[START Records to process]
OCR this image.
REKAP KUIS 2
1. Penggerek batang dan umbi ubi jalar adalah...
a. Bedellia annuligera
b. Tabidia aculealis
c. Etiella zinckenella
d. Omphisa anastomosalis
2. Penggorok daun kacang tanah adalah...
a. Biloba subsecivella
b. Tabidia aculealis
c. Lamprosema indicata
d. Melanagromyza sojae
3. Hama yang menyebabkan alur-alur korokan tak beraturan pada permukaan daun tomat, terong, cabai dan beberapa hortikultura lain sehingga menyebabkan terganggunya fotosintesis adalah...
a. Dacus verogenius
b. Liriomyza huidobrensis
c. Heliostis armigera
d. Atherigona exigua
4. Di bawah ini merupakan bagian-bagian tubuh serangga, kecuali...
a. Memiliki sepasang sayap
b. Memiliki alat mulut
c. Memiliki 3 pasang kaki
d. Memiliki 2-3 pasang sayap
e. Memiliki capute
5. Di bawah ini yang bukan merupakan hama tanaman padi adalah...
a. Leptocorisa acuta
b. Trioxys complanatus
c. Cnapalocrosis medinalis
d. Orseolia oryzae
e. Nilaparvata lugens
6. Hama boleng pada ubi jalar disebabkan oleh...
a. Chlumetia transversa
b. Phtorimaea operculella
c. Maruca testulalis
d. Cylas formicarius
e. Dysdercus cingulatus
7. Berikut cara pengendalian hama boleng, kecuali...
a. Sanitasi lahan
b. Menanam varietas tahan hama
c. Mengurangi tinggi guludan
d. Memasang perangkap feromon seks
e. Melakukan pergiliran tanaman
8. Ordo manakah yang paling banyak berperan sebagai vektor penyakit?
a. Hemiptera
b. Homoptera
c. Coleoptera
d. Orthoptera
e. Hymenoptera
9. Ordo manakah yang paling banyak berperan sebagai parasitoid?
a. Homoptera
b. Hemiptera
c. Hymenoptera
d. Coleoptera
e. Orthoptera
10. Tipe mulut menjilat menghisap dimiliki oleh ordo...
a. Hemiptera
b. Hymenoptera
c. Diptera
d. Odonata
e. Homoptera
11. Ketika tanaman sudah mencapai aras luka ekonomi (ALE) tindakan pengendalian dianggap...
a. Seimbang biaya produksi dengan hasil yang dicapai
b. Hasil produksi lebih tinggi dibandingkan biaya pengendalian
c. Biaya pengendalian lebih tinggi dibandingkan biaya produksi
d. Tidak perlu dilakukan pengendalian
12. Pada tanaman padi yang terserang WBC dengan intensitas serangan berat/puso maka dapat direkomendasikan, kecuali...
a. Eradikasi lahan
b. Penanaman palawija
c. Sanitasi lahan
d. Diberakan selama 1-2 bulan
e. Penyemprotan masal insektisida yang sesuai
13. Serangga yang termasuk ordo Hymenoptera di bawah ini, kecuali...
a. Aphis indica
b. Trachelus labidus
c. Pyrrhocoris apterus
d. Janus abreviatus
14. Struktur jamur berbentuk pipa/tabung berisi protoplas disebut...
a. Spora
[END Records to process]
• _Brief_: Transcribe all of the entries without altering anything.

• _The output_:
OCR this image.
REKAP KUIS 2
1. Penggerek batang dan umbi ubi jalar adalah...
a. Bedellia annuligera
b. Tabidia aculealis
c. Etiella zinckenella
d. Omphisa anastomosalis
2. Penggorok daun kacang tanah adalah...
a. Biloba subsecivella
b. Tabidia aculealis
c. Lamprosema indicata
d. Melanagromyza sojae
3. Hama yang menyebabkan alur-alur korokan tak beraturan pada permukaan daun tomat, terong, cabai dan beberapa hortikultura lain sehingga menyebabkan terganggunya fotosintesis adalah...
a. Dacus verogenius
b. Liriomyza huidobrensis
c. Heliostis armigera
d. Atherigona exigua
4. Di bawah ini merupakan bagian-bagian tubuh serangga, kecuali...
a. Memiliki sepasang sayap
b. Memiliki alat mulut
c. Memiliki 3 pasang kaki
d. Memiliki 2-3 pasang sayap
e. Memiliki capute
5. Di bawah ini yang bukan merupakan hama tanaman padi adalah...
a. Leptocorisa acuta
b. Trioxys complanatus
c. Cnapalocrosis medinalis
d. Orseolia oryzae
e. Nilaparvata lugens
6. Hama boleng pada ubi jalar disebabkan oleh...
a. Chlumetia transversa
b. Phtorimaea operculella
c. Maruca testulalis
d. Cylas formicarius
e. Dysdercus cingulatus
7. Berikut cara pengendalian hama boleng, kecuali...
a. Sanitasi lahan
b. Menanam varietas tahan hama
c. Mengurangi tinggi guludan
d. Memasang perangkap feromon seks
e. Melakukan pergiliran tanaman
8. Ordo manakah yang paling banyak berperan sebagai vektor penyakit?
a. Hemiptera
b. Homoptera
c. Coleoptera
d. Orthoptera
e. Hymenoptera
9. Ordo manakah yang paling banyak berperan sebagai parasitoid?
a. Homoptera
b. Hemiptera
c. Hymenoptera
d. Coleoptera
e. Orthoptera
10. Tipe mulut menjilat menghisap dimiliki oleh ordo...
a. Hemiptera
b. Hymenoptera
c. Diptera
d. Odonata
e. Homoptera
11. Ketika tanaman sudah mencapai aras luka ekonomi (ALE) tindakan pengendalian dianggap...
a. Seimbang biaya produksi dengan hasil yang dicapai
b. Hasil produksi lebih tinggi dibandingkan biaya pengendalian
c. Biaya pengendalian lebih tinggi dibandingkan biaya produksi
d. Tidak perlu dilakukan pengendalian
12. Pada tanaman padi yang terserang WBC dengan intensitas serangan berat/puso maka dapat direkomendasikan, kecuali...
a. Eradikasi lahan
b. Penanaman palawija
c. Sanitasi lahan
d. Diberakan selama 1-2 bulan
e. Penyemprotan masal insektisida yang sesuai
13. Serangga yang termasuk ordo Hymenoptera di bawah ini, kecuali...
a. Aphis indica
b. Trachelus labidus
c. Pyrrhocoris apterus
d. Janus abreviatus
14. Struktur jamur berbentuk pipa/tabung berisi protoplas disebut...
a. Spora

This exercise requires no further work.